Goal – From the listing below, extract each line containing the string "它消耗的电功率为".

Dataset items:
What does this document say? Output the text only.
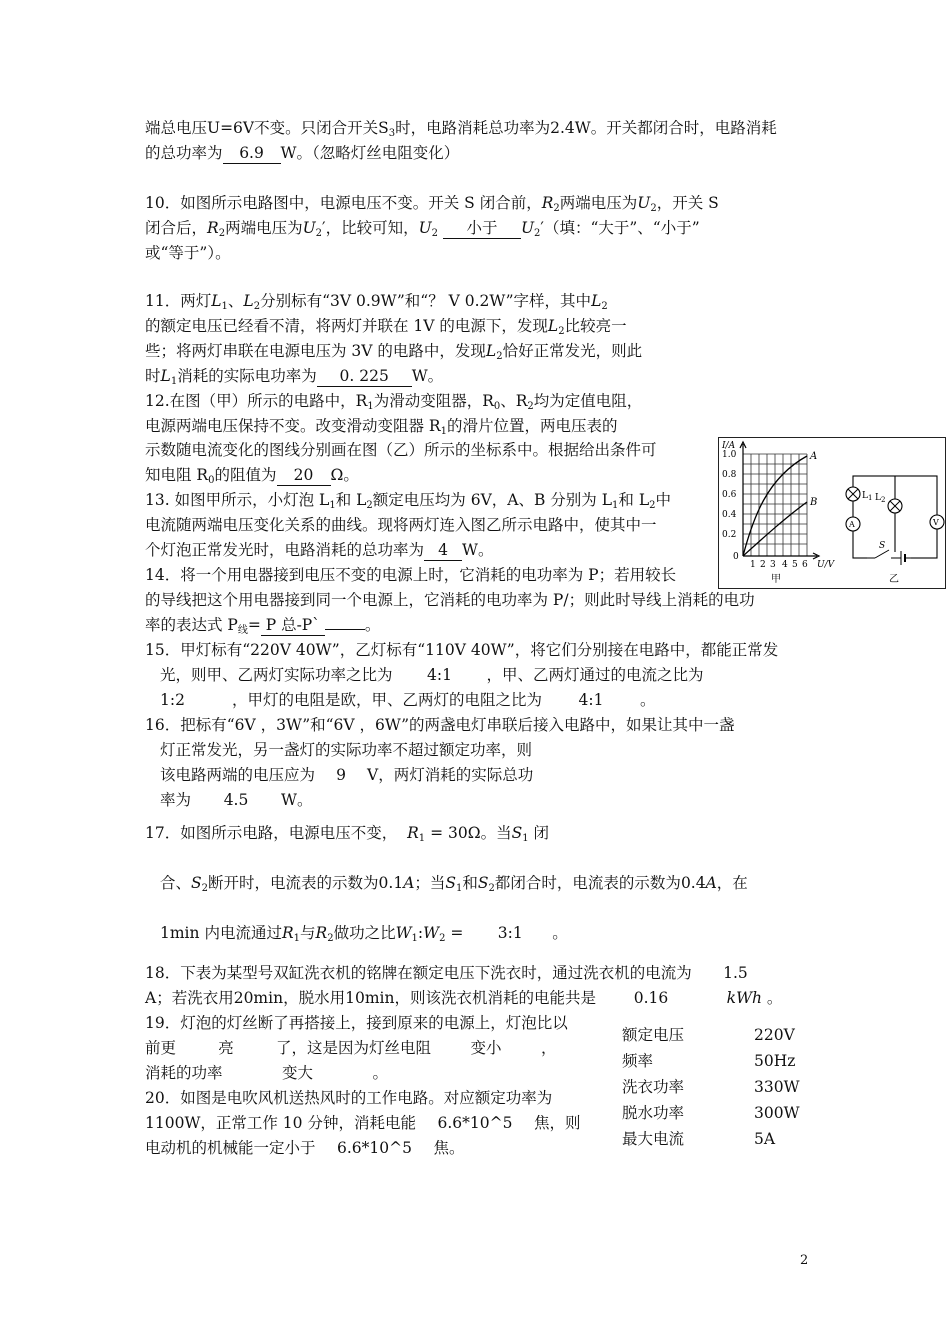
端总电压U=6V不变。只闭合开关$S_3$时，电路消耗总功率为2.4W。开关都闭合时，电路消耗
的总功率为 6.9 W。（忽略灯丝电阻变化）
10．如图所示电路图中，电源电压不变。开关 S 闭合前，$R_2$两端电压为$U_2$，开关 S
闭合后，$R_2$两端电压为$U_2'$，比较可知，$U_2$ 小于 $U_2'$（填：“大于”、“小于”
或“等于”）。
11．两灯$L_1$、$L_2$分别标有“3V 0.9W”和“？ V 0.2W”字样，其中$L_2$
的额定电压已经看不清，将两灯并联在 1V 的电源下，发现$L_2$比较亮一
些；将两灯串联在电源电压为 3V 的电路中，发现$L_2$恰好正常发光，则此
时$L_1$消耗的实际电功率为 0. 225 W。
12.在图（甲）所示的电路中，$R_1$为滑动变阻器，$R_0$、$R_2$均为定值电阻，
电源两端电压保持不变。改变滑动变阻器 $R_1$的滑片位置，两电压表的
示数随电流变化的图线分别画在图（乙）所示的坐标系中。根据给出条件可
知电阻 $R_0$的阻值为 20 Ω。
13. 如图甲所示，小灯泡 $L_1$和 $L_2$额定电压均为 6V，A、B 分别为 $L_1$和 $L_2$中
电流随两端电压变化关系的曲线。现将两灯连入图乙所示电路中，使其中一
个灯泡正常发光时，电路消耗的总功率为 4 W。
14．将一个用电器接到电压不变的电源上时，它消耗的电功率为 P；若用较长
的导线把这个用电器接到同一个电源上，它消耗的电功率为 P/；则此时导线上消耗的电功
率的表达式 $P_线= P$ 总-P`	。
15．甲灯标有“220V 40W”，乙灯标有“110V 40W”，将它们分别接在电路中，都能正常发
光，则甲、乙两灯实际功率之比为 4:1 ，甲、乙两灯通过的电流之比为
1:2	，甲灯的电阻是欧，甲、乙两灯的电阻之比为 4:1 。
16．把标有“6V ，3W”和“6V ，6W”的两盏电灯串联后接入电路中，如果让其中一盏
灯正常发光，另一盏灯的实际功率不超过额定功率，则
该电路两端的电压应为 9 V，两灯消耗的实际总功
率为 4.5 W。
17．如图所示电路，电源电压不变， $R_1 = 30\Omega$。当$S_1$ 闭
合、$S_2$断开时，电流表的示数为0.1A；当$S_1$和$S_2$都闭合时，电流表的示数为0.4A，在
1min 内电流通过$R_1$与$R_2$做功之比$W_1:W_2$ = 3:1 。
18．下表为某型号双缸洗衣机的铭牌在额定电压下洗衣时，通过洗衣机的电流为 1.5
A；若洗衣用20min，脱水用10min，则该洗衣机消耗的电能共是 0.16	kWh 。
19．灯泡的灯丝断了再搭接上，接到原来的电源上，灯泡比以
前更	亮	了，这是因为灯丝电阻	变小	，
消耗的功率	变大	。
20．如图是电吹风机送热风时的工作电路。对应额定功率为
1100W，正常工作 10 分钟，消耗电能 6.6*10^5 焦，则
电动机的机械能一定小于 6.6*10^5 焦。
额定电压	220V
频率	50Hz
洗衣功率	330W
脱水功率	300W
最大电流	5A
A
B
I/A
1.0
0.8
0.6
0.4
0.2
0
1 2 3 4 5 6 U/V
甲
$L_1$ $L_2$
A	V
S
乙
2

Result for this task –
14．将一个用电器接到电压不变的电源上时，它消耗的电功率为 P；若用较长
的导线把这个用电器接到同一个电源上，它消耗的电功率为 P/；则此时导线上消耗的电功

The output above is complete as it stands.